Material shown:
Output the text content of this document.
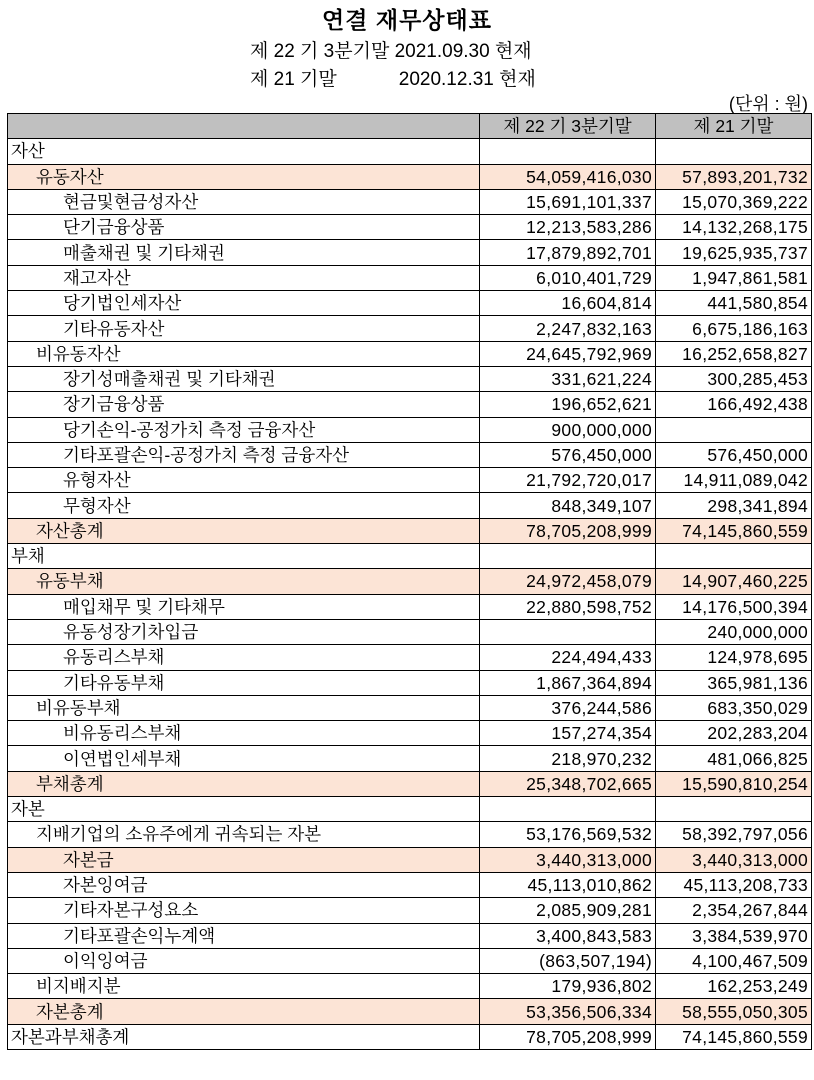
연결 재무상태표
제 22 기 3분기말 2021.09.30 현재
제 21 기말	2020.12.31 현재
(단위 : 원)
	제 22 기 3분기말	제 21 기말
자산		
유동자산	54,059,416,030	57,893,201,732
현금및현금성자산	15,691,101,337	15,070,369,222
단기금융상품	12,213,583,286	14,132,268,175
매출채권 및 기타채권	17,879,892,701	19,625,935,737
재고자산	6,010,401,729	1,947,861,581
당기법인세자산	16,604,814	441,580,854
기타유동자산	2,247,832,163	6,675,186,163
비유동자산	24,645,792,969	16,252,658,827
장기성매출채권 및 기타채권	331,621,224	300,285,453
장기금융상품	196,652,621	166,492,438
당기손익-공정가치 측정 금융자산	900,000,000	
기타포괄손익-공정가치 측정 금융자산	576,450,000	576,450,000
유형자산	21,792,720,017	14,911,089,042
무형자산	848,349,107	298,341,894
자산총계	78,705,208,999	74,145,860,559
부채		
유동부채	24,972,458,079	14,907,460,225
매입채무 및 기타채무	22,880,598,752	14,176,500,394
유동성장기차입금		240,000,000
유동리스부채	224,494,433	124,978,695
기타유동부채	1,867,364,894	365,981,136
비유동부채	376,244,586	683,350,029
비유동리스부채	157,274,354	202,283,204
이연법인세부채	218,970,232	481,066,825
부채총계	25,348,702,665	15,590,810,254
자본		
지배기업의 소유주에게 귀속되는 자본	53,176,569,532	58,392,797,056
자본금	3,440,313,000	3,440,313,000
자본잉여금	45,113,010,862	45,113,208,733
기타자본구성요소	2,085,909,281	2,354,267,844
기타포괄손익누계액	3,400,843,583	3,384,539,970
이익잉여금	(863,507,194)	4,100,467,509
비지배지분	179,936,802	162,253,249
자본총계	53,356,506,334	58,555,050,305
자본과부채총계	78,705,208,999	74,145,860,559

Problem:
Restate each line of the records exactly; pictures do not belong in the copy.

Task answer:
Output the text content of this document.
연결 재무상태표
제 22 기 3분기말 2021.09.30 현재
제 21 기말	2020.12.31 현재
(단위 : 원)
	제 22 기 3분기말	제 21 기말
자산		
유동자산	54,059,416,030	57,893,201,732
현금및현금성자산	15,691,101,337	15,070,369,222
단기금융상품	12,213,583,286	14,132,268,175
매출채권 및 기타채권	17,879,892,701	19,625,935,737
재고자산	6,010,401,729	1,947,861,581
당기법인세자산	16,604,814	441,580,854
기타유동자산	2,247,832,163	6,675,186,163
비유동자산	24,645,792,969	16,252,658,827
장기성매출채권 및 기타채권	331,621,224	300,285,453
장기금융상품	196,652,621	166,492,438
당기손익-공정가치 측정 금융자산	900,000,000	
기타포괄손익-공정가치 측정 금융자산	576,450,000	576,450,000
유형자산	21,792,720,017	14,911,089,042
무형자산	848,349,107	298,341,894
자산총계	78,705,208,999	74,145,860,559
부채		
유동부채	24,972,458,079	14,907,460,225
매입채무 및 기타채무	22,880,598,752	14,176,500,394
유동성장기차입금		240,000,000
유동리스부채	224,494,433	124,978,695
기타유동부채	1,867,364,894	365,981,136
비유동부채	376,244,586	683,350,029
비유동리스부채	157,274,354	202,283,204
이연법인세부채	218,970,232	481,066,825
부채총계	25,348,702,665	15,590,810,254
자본		
지배기업의 소유주에게 귀속되는 자본	53,176,569,532	58,392,797,056
자본금	3,440,313,000	3,440,313,000
자본잉여금	45,113,010,862	45,113,208,733
기타자본구성요소	2,085,909,281	2,354,267,844
기타포괄손익누계액	3,400,843,583	3,384,539,970
이익잉여금	(863,507,194)	4,100,467,509
비지배지분	179,936,802	162,253,249
자본총계	53,356,506,334	58,555,050,305
자본과부채총계	78,705,208,999	74,145,860,559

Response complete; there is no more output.